» **The task**:
Retype all the entries word for word, but omit the pictures.

[Stored items]
════════════════

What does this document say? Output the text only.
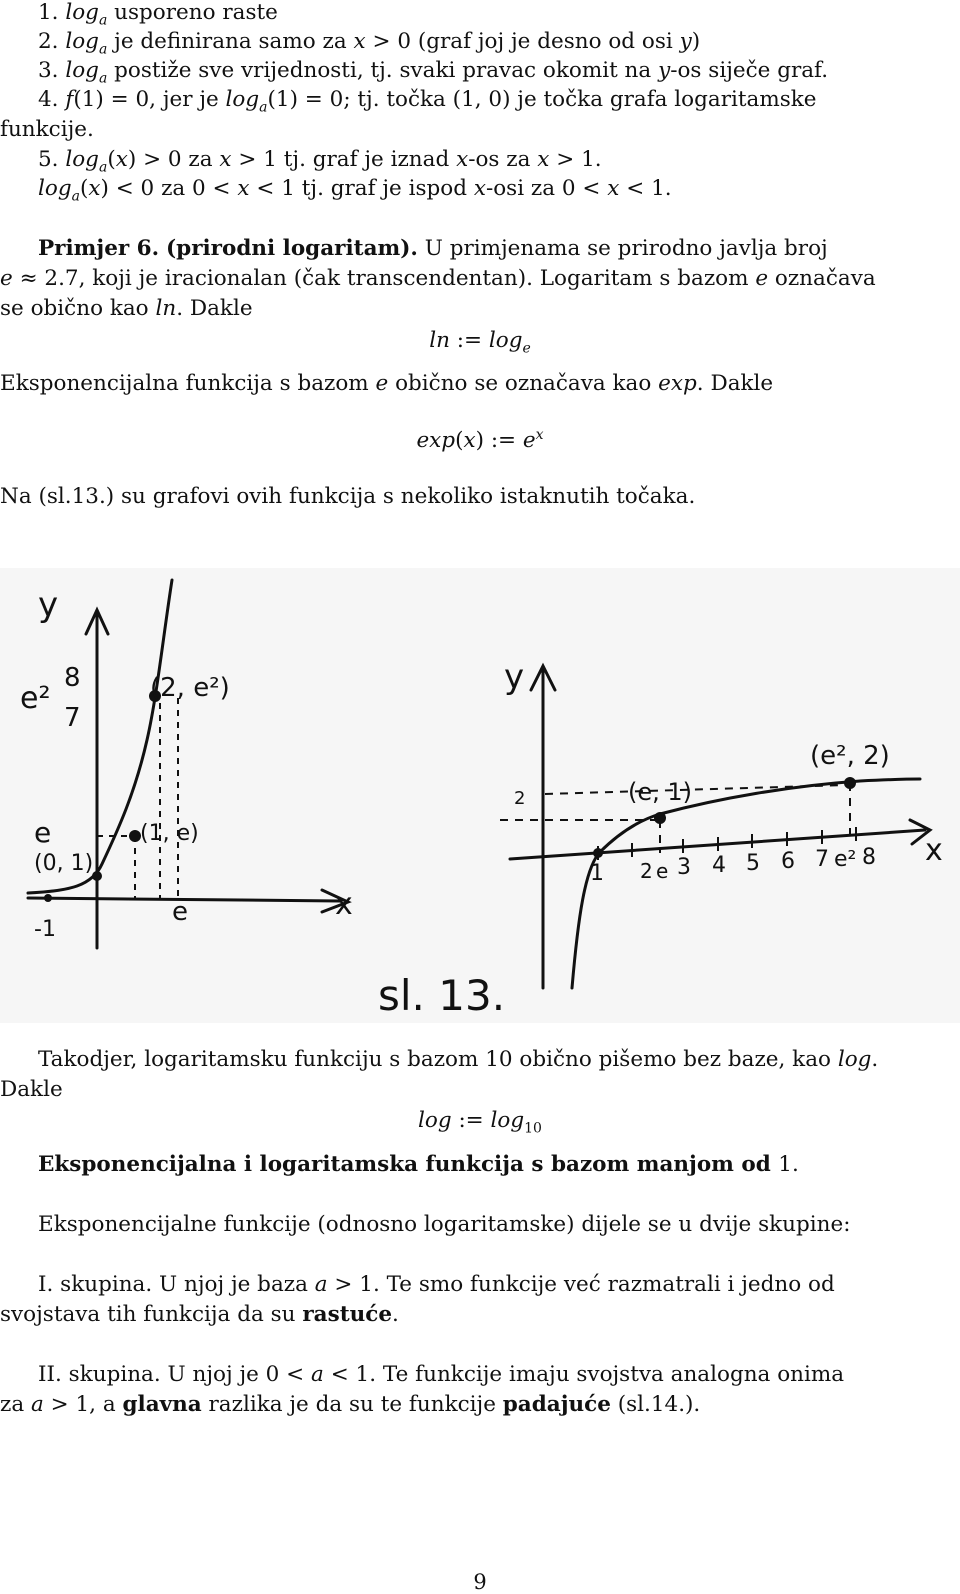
1. $\log_a$ usporeno raste
2. $\log_a$ je definirana samo za x > 0 (graf joj je desno od osi y)
3. $\log_a$ postiže sve vrijednosti, tj. svaki pravac okomit na y-os siječe graf.
4. f(1) = 0, jer je $\log_a(1) = 0$; tj. točka (1, 0) je točka grafa logaritamske
funkcije.
5. $\log_a(x) > 0$ za x > 1 tj. graf je iznad x-os za x > 1.
$\log_a(x) < 0$ za 0 < x < 1 tj. graf je ispod x-osi za 0 < x < 1.
Primjer 6. (prirodni logaritam). U primjenama se prirodno javlja broj
e ≈ 2.7, koji je iracionalan (čak transcendentan). Logaritam s bazom e označava
se obično kao ln. Dakle
ln := $\log_e$
Eksponencijalna funkcija s bazom e obično se označava kao exp. Dakle
exp(x) := $e^x$
Na (sl.13.) su grafovi ovih funkcija s nekoliko istaknutih točaka.
y
x
e²
8
7
e
(2, e²)
(1, e)
(0, 1)
-1
e
y
x
2	(e, 1)
(e², 2)
1 2 e 3 4 5 6 7 e² 8
sl. 13.
Takodjer, logaritamsku funkciju s bazom 10 obično pišemo bez baze, kao log.
Dakle
log := $\log_{10}$
Eksponencijalna i logaritamska funkcija s bazom manjom od 1.
Eksponencijalne funkcije (odnosno logaritamske) dijele se u dvije skupine:
I. skupina. U njoj je baza a > 1. Te smo funkcije već razmatrali i jedno od
svojstava tih funkcija da su rastuće.
II. skupina. U njoj je 0 < a < 1. Te funkcije imaju svojstva analogna onima
za a > 1, a glavna razlika je da su te funkcije padajuće (sl.14.).
9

════════════════

» **Task solution**:
What does this document say? Output the text only.
1. $\log_a$ usporeno raste
2. $\log_a$ je definirana samo za x > 0 (graf joj je desno od osi y)
3. $\log_a$ postiže sve vrijednosti, tj. svaki pravac okomit na y-os siječe graf.
4. f(1) = 0, jer je $\log_a(1) = 0$; tj. točka (1, 0) je točka grafa logaritamske
funkcije.
5. $\log_a(x) > 0$ za x > 1 tj. graf je iznad x-os za x > 1.
$\log_a(x) < 0$ za 0 < x < 1 tj. graf je ispod x-osi za 0 < x < 1.
Primjer 6. (prirodni logaritam). U primjenama se prirodno javlja broj
e ≈ 2.7, koji je iracionalan (čak transcendentan). Logaritam s bazom e označava
se obično kao ln. Dakle
ln := $\log_e$
Eksponencijalna funkcija s bazom e obično se označava kao exp. Dakle
exp(x) := $e^x$
Na (sl.13.) su grafovi ovih funkcija s nekoliko istaknutih točaka.
y
x
e²
8
7
e
(2, e²)
(1, e)
(0, 1)
-1
e
y
x
2	(e, 1)
(e², 2)
1 2 e 3 4 5 6 7 e² 8
sl. 13.
Takodjer, logaritamsku funkciju s bazom 10 obično pišemo bez baze, kao log.
Dakle
log := $\log_{10}$
Eksponencijalna i logaritamska funkcija s bazom manjom od 1.
Eksponencijalne funkcije (odnosno logaritamske) dijele se u dvije skupine:
I. skupina. U njoj je baza a > 1. Te smo funkcije već razmatrali i jedno od
svojstava tih funkcija da su rastuće.
II. skupina. U njoj je 0 < a < 1. Te funkcije imaju svojstva analogna onima
za a > 1, a glavna razlika je da su te funkcije padajuće (sl.14.).
9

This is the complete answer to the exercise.